*Texto de la página*

━━━━━━━━━━

Tampoco había querido instalarse como precandidato cuando Carlos Menem pretendió usar su nombre para desgastar a Duhalde, mientras seguía soñando con una segunda reelección consecutiva. "No quiso ser un comodín", dijo el diputado Julio Gutiérrez, que tiene con Reutemann una relación familiar (es primo hermano de su ex mujer María Noemí "Mimicha" Bobbio).

Ahora, las encuestas lo muestran como uno de los dirigentes peronistas con mejor intención de voto, los hombres del Fondo Monetario Internacional (FMI) y de la embajada norteamericana lo cortejan, y en la Casa Rosada sólo le dedican elogios.

Pero Reutemann se resiste, por ahora, a dar una señal contundente que lo muestre -esta vez sí- dispuesto a pelear por la presidencia y se fastidia cuando los demás lo candidatean.

De hecho, al regresar ayer de Francia, y para frenar las conjeturas que se habían instalado durante su ausencia, el gobernador declaró: "No soy candidato de nadie ni a nada".

"Llegó su hora"

━━━━━━━━━━

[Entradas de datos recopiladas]

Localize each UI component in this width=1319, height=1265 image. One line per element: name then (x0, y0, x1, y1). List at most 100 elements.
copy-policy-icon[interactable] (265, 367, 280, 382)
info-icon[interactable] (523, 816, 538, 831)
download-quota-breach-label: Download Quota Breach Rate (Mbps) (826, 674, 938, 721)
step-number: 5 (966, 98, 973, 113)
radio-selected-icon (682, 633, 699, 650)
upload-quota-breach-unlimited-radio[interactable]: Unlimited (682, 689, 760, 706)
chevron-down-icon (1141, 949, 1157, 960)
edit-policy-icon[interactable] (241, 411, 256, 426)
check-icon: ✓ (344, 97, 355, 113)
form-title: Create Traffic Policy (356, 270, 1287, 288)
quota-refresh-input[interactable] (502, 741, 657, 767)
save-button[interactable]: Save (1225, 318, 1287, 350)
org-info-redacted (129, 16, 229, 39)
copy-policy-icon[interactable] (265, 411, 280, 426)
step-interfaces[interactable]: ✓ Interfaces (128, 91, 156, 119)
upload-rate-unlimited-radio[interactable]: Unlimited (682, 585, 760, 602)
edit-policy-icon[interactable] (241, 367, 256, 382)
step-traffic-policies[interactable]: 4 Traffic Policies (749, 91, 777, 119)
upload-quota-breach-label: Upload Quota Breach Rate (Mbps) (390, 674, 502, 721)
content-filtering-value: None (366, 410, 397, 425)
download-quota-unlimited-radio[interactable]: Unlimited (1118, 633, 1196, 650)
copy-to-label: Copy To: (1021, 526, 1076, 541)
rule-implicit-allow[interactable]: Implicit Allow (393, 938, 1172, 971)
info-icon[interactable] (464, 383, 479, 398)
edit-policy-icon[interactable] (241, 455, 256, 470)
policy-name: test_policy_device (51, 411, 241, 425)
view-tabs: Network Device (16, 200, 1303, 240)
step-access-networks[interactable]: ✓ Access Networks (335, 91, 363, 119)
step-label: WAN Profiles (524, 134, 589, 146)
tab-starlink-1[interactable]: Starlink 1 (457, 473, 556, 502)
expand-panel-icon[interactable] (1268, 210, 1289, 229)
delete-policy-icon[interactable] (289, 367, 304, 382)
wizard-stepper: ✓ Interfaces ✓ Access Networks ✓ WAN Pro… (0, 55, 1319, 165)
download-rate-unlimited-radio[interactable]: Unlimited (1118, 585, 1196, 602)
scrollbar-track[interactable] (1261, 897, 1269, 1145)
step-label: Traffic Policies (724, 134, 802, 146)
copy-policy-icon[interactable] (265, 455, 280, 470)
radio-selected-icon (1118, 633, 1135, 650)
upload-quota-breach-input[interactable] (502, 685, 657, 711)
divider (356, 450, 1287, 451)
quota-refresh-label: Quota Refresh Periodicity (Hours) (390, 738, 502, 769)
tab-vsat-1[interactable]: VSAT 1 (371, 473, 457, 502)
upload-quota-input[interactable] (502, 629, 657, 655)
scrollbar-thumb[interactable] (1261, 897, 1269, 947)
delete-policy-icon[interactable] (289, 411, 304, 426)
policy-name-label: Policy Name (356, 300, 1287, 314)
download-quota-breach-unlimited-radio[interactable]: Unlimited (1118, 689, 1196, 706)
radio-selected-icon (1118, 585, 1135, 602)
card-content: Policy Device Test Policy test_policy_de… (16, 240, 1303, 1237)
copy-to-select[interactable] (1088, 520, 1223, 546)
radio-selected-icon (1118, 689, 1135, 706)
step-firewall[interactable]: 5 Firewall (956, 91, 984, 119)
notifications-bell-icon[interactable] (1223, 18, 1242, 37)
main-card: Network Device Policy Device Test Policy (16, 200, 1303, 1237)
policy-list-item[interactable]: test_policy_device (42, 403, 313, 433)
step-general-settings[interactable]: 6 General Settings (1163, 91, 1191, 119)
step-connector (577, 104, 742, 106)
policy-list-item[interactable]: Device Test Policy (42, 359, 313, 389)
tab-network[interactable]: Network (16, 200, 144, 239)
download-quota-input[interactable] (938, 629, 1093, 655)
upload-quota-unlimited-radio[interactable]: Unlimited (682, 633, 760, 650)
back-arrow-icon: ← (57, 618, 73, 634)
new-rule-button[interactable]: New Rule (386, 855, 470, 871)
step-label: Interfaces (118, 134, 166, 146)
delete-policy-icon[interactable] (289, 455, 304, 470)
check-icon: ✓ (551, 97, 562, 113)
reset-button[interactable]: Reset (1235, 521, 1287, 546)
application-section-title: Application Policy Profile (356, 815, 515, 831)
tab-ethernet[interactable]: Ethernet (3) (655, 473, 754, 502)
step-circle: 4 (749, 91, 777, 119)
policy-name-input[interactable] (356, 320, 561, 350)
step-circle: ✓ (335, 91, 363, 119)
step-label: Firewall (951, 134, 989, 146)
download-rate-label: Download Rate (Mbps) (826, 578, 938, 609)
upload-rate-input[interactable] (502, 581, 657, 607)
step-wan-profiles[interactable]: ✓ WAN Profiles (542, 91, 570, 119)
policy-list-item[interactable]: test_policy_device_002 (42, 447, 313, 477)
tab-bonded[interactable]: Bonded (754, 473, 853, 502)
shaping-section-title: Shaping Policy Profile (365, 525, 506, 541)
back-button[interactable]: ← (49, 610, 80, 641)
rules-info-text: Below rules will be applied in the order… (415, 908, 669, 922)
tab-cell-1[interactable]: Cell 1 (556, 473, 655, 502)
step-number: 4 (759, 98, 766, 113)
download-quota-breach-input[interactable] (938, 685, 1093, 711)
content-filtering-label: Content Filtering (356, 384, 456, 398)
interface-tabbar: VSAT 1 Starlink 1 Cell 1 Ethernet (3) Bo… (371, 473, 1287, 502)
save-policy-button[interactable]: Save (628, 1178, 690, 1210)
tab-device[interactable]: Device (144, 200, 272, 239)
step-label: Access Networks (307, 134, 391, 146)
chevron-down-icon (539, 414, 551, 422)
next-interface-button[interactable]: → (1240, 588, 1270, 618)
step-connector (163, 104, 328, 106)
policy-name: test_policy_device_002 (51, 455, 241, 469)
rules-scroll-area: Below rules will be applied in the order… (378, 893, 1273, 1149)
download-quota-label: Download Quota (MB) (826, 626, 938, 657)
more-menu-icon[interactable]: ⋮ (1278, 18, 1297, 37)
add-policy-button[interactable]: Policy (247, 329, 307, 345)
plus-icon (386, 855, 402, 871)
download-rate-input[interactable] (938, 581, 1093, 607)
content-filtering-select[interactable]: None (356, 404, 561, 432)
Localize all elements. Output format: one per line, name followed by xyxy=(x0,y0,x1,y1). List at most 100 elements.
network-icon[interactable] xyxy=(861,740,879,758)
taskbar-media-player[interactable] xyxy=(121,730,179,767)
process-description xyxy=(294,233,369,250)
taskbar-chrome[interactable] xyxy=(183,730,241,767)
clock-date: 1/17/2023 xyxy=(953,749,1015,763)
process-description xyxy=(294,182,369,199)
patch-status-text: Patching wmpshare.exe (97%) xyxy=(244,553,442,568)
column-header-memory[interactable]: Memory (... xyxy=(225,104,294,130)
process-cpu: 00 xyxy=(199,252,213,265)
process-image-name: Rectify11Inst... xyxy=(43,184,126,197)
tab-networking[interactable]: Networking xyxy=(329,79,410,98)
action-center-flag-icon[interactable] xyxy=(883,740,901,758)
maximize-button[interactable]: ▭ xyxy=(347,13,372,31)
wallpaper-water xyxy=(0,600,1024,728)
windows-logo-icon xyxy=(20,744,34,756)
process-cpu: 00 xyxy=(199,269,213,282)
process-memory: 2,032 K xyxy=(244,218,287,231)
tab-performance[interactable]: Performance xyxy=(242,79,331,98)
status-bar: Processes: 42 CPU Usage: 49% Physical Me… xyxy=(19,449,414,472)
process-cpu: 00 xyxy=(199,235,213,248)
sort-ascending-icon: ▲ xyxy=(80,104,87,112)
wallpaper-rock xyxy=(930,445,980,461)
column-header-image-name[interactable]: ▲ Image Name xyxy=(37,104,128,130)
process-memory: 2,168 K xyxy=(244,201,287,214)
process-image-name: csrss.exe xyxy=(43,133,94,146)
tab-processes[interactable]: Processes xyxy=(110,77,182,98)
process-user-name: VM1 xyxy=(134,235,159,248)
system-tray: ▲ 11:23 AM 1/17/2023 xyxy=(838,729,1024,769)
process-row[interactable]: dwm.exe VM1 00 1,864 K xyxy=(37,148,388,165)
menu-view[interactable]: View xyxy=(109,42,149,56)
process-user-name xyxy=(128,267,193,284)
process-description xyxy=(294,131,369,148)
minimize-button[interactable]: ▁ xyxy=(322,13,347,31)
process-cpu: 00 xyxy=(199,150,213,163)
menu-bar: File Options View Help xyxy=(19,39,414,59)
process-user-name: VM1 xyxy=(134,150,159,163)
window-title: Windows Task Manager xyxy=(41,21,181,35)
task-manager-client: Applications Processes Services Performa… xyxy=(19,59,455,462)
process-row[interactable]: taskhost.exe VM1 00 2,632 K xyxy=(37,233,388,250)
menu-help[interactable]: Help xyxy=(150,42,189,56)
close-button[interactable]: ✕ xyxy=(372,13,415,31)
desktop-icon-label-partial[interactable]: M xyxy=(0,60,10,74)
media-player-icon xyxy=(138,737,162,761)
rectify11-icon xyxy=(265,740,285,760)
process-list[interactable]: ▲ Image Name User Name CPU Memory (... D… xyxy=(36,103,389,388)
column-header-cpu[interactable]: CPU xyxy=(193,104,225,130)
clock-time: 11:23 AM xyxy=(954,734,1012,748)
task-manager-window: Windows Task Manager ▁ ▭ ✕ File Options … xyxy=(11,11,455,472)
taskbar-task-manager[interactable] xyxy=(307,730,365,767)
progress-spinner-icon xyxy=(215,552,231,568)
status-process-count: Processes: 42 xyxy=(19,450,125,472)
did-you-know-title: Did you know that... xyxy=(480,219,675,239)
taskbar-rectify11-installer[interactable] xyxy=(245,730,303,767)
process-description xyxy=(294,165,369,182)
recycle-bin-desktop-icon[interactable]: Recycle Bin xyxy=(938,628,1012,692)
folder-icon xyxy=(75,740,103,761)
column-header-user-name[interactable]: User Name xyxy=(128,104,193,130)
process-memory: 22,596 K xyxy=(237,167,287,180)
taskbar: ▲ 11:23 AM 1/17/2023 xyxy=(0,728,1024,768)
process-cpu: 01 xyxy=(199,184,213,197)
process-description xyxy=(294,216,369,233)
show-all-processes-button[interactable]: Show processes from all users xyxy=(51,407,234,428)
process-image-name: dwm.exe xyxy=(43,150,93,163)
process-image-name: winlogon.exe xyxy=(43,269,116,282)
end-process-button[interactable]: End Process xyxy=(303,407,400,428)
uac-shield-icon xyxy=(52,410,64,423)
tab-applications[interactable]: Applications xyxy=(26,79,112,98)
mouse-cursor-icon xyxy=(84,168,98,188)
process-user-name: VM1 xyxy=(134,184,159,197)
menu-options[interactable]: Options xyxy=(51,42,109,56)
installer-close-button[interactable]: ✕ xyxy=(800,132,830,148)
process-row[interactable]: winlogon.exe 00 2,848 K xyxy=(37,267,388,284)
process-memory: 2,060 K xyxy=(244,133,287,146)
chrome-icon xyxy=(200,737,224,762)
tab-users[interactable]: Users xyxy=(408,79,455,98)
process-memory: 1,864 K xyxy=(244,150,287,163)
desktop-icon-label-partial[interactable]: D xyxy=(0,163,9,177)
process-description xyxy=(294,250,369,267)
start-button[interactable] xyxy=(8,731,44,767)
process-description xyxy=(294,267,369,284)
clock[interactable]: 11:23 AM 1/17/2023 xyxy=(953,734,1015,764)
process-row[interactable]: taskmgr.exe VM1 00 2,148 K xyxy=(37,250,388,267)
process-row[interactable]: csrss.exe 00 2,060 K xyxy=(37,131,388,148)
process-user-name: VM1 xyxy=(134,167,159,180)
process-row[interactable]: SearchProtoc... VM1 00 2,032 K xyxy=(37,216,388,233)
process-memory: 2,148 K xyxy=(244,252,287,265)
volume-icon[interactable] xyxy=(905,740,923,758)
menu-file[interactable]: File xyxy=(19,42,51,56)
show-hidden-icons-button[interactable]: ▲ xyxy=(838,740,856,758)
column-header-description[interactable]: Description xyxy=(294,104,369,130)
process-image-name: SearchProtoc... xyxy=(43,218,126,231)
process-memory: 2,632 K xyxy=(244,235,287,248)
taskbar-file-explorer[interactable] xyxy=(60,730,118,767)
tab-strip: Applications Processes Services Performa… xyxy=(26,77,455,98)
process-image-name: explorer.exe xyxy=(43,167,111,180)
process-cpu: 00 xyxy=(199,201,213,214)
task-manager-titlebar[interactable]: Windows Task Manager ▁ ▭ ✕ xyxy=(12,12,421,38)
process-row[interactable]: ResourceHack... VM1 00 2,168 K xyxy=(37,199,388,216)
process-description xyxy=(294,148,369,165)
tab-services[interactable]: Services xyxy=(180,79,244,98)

━━━━━━━━━━

*Qué trabajar*
Responde estas preguntas sobre el texto acerca de Reutemann:
1. ¿Qué parentesco tiene el diputado Julio Gutiérrez con María Noemí "Mimicha" Bobbio?
2. ¿De qué país regresó ayer el gobernador?
3. ¿Qué declaró el gobernador a su regreso?
Los datos no intervienen en este ejercicio.

*Respuesta del ejercicio*
1. Es su primo hermano.
2. De Francia.
3. "No soy candidato de nadie ni a nada".